WHAT YOU SHOULD DO: Extract each line containing the string "Account".

*** RECORDS FOR THIS TASK

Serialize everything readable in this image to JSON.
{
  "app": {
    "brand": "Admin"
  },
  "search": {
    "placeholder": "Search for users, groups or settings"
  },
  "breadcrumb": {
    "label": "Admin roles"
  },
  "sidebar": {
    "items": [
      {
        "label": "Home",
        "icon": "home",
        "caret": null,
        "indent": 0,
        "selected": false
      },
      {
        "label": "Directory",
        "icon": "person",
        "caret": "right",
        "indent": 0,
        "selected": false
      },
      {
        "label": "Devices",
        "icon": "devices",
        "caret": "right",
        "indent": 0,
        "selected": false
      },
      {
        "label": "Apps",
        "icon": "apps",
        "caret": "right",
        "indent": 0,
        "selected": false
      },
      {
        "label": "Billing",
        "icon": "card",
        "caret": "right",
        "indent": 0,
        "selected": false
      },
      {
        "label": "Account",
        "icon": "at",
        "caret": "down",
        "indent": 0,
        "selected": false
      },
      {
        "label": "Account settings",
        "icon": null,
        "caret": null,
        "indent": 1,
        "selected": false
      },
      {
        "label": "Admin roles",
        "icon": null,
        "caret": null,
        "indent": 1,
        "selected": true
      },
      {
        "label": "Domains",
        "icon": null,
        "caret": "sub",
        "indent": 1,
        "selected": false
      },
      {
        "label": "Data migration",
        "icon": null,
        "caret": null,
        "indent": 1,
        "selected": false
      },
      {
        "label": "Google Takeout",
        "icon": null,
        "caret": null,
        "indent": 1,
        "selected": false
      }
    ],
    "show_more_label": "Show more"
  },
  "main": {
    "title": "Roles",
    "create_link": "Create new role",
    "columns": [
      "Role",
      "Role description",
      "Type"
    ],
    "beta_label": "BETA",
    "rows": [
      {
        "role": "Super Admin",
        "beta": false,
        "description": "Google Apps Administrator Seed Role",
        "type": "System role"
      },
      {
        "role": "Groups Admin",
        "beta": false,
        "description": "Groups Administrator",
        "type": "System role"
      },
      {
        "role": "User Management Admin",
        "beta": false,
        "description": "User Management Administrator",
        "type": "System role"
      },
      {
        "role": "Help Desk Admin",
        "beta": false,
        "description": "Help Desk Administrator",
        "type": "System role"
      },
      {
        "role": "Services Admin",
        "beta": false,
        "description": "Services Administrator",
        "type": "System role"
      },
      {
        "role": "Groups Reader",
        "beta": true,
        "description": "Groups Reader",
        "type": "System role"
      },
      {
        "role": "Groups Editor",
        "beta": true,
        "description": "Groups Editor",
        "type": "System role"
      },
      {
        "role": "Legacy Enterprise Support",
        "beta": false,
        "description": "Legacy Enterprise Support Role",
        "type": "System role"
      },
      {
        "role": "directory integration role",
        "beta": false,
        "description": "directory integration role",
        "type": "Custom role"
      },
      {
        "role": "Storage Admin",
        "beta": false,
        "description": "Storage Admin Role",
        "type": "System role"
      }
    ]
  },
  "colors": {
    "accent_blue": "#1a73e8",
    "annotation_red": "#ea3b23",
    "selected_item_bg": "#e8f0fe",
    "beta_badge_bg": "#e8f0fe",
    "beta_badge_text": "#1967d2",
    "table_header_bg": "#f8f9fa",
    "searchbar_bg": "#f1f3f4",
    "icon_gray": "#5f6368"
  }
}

******

RESPONSE TO THE EXERCISE:
        "label": "Account",
        "label": "Account settings",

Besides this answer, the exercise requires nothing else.